*OBJECTIVE*
Find each line with the string "project" and copy it.
----- PROVIDED RECORDS
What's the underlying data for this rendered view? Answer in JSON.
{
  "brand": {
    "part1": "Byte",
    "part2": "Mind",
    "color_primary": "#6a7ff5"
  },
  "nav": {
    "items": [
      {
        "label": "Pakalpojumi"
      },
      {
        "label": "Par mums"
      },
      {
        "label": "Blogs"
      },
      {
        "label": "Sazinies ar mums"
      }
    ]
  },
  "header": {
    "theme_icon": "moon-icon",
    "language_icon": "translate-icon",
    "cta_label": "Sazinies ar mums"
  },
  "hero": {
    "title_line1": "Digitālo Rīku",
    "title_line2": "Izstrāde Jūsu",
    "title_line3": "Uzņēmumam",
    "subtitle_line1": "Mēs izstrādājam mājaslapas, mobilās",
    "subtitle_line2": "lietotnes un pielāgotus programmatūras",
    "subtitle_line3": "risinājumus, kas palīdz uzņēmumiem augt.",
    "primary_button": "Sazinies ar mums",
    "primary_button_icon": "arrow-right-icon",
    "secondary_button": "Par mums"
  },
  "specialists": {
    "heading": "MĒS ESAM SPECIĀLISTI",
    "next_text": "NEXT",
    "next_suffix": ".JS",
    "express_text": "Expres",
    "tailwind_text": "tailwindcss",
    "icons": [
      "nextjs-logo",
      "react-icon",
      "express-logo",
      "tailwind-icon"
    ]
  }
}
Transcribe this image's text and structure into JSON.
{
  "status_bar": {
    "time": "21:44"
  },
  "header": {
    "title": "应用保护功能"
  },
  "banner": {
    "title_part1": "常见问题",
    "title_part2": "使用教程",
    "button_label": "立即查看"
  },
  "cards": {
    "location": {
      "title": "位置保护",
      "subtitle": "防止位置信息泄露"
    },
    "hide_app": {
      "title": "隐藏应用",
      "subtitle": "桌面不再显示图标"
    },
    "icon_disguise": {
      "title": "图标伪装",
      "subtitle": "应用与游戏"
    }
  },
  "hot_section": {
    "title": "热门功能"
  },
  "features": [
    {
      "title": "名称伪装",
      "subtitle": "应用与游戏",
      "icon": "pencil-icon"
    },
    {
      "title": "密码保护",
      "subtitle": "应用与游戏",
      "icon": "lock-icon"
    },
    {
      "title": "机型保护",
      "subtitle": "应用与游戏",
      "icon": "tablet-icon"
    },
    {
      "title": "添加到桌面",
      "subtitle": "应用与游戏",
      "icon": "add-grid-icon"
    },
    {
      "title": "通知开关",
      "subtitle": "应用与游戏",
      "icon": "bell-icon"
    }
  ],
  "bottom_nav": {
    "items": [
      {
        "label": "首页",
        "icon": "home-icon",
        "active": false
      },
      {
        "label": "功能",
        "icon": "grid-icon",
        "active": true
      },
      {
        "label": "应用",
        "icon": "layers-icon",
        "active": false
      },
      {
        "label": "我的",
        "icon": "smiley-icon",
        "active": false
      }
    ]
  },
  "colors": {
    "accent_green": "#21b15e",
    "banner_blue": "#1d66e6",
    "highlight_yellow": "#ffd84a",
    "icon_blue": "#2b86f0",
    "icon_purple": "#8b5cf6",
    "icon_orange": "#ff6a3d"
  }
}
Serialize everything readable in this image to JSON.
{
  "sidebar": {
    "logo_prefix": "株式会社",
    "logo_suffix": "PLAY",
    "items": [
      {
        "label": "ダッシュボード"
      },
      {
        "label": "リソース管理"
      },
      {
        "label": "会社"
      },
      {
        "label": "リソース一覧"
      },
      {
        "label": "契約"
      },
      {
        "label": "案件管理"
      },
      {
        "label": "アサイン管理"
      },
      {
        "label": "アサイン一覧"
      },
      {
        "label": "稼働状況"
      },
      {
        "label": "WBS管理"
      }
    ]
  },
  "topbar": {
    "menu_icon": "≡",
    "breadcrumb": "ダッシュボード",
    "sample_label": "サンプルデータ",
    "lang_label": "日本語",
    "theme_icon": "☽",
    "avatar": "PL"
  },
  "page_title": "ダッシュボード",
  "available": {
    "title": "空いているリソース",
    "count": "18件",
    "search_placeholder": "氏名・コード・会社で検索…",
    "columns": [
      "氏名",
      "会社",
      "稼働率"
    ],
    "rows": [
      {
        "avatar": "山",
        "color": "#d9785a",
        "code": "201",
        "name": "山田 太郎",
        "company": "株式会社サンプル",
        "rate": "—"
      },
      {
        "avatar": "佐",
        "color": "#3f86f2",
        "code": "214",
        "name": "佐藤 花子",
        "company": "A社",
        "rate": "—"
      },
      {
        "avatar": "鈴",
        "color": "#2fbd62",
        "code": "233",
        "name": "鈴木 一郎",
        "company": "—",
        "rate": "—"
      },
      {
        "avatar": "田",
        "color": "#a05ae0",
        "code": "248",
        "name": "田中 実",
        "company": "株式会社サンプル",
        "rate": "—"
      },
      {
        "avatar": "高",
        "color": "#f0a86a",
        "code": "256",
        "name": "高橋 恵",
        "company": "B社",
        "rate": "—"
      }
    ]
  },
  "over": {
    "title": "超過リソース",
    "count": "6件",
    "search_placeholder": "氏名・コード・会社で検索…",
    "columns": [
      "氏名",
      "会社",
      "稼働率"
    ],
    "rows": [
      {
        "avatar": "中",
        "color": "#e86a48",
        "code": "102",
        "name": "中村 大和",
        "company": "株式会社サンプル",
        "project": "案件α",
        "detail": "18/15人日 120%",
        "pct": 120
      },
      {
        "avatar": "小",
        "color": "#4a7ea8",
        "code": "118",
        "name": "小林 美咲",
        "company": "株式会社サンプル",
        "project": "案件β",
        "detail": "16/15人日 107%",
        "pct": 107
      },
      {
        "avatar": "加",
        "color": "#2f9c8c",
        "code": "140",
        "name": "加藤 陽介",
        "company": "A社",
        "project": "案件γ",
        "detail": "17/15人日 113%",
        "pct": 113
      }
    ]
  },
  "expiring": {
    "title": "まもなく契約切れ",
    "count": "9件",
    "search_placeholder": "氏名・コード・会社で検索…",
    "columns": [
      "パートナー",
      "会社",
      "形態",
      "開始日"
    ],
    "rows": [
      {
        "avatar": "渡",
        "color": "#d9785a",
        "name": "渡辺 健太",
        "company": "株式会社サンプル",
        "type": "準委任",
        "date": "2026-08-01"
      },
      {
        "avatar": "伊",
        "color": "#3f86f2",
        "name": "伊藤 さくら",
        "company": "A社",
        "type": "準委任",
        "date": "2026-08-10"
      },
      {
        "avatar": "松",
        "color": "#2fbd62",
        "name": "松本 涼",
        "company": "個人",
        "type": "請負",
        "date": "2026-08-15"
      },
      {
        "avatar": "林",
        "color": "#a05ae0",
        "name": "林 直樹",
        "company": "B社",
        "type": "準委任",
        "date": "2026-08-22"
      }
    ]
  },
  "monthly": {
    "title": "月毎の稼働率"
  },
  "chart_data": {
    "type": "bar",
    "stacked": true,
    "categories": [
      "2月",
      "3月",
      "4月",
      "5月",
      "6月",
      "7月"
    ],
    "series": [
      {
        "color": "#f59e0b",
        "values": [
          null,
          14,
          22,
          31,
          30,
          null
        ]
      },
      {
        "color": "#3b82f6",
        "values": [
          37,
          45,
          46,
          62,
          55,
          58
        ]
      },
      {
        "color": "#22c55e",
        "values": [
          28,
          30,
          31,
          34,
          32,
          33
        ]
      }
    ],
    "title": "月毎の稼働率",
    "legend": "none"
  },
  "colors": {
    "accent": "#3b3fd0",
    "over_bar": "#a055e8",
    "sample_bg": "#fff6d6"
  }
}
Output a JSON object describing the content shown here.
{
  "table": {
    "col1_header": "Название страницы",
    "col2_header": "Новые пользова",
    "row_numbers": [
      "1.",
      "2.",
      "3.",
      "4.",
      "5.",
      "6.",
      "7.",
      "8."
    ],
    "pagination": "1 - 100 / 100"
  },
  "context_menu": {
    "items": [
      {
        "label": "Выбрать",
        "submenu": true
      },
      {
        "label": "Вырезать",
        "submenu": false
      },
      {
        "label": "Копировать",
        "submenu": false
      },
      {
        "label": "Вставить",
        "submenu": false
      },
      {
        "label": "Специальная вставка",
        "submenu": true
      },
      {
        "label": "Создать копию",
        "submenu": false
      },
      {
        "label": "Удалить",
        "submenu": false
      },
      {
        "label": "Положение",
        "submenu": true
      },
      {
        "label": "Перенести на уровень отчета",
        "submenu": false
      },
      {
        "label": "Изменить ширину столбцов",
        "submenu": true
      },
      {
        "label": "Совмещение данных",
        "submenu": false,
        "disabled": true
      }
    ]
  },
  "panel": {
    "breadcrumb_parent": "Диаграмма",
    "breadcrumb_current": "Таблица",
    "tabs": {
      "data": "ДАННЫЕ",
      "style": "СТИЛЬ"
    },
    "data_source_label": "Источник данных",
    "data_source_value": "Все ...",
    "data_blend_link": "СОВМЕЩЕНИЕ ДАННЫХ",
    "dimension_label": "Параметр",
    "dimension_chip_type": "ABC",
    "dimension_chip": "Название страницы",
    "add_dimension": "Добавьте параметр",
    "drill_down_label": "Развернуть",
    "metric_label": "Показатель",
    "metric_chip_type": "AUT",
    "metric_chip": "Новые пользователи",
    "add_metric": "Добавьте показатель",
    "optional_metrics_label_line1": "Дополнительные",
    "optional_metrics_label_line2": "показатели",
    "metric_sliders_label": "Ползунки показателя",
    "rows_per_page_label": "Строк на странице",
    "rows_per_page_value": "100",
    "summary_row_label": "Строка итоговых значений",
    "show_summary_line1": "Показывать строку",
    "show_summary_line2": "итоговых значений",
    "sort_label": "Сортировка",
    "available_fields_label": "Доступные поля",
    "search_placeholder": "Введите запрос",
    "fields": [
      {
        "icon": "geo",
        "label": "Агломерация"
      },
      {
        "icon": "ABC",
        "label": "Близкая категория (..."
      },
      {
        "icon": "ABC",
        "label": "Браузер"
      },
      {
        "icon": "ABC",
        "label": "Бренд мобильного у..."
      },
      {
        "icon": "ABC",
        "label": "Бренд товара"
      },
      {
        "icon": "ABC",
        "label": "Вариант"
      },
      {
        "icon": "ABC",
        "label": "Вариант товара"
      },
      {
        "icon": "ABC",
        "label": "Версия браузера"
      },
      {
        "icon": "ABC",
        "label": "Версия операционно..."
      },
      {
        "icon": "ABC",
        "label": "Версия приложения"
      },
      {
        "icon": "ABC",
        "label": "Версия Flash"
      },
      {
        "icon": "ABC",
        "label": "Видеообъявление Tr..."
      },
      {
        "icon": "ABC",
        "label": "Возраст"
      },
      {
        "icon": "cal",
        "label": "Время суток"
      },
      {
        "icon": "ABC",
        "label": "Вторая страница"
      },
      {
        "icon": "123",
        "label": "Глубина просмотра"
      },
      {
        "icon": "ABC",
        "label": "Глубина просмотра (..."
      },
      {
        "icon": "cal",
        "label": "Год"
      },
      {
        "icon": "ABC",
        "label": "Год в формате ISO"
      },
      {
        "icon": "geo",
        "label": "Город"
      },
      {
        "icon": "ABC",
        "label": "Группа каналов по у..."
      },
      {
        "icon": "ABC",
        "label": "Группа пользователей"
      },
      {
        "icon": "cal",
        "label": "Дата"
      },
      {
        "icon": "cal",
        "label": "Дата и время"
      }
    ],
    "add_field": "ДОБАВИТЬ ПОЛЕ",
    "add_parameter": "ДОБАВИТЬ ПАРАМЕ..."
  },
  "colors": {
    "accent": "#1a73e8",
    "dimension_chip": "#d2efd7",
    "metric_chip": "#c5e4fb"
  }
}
----------
*OUTPUT FOR THIS EXERCISE*
        "project": "案件α",
        "project": "案件β",
        "project": "案件γ",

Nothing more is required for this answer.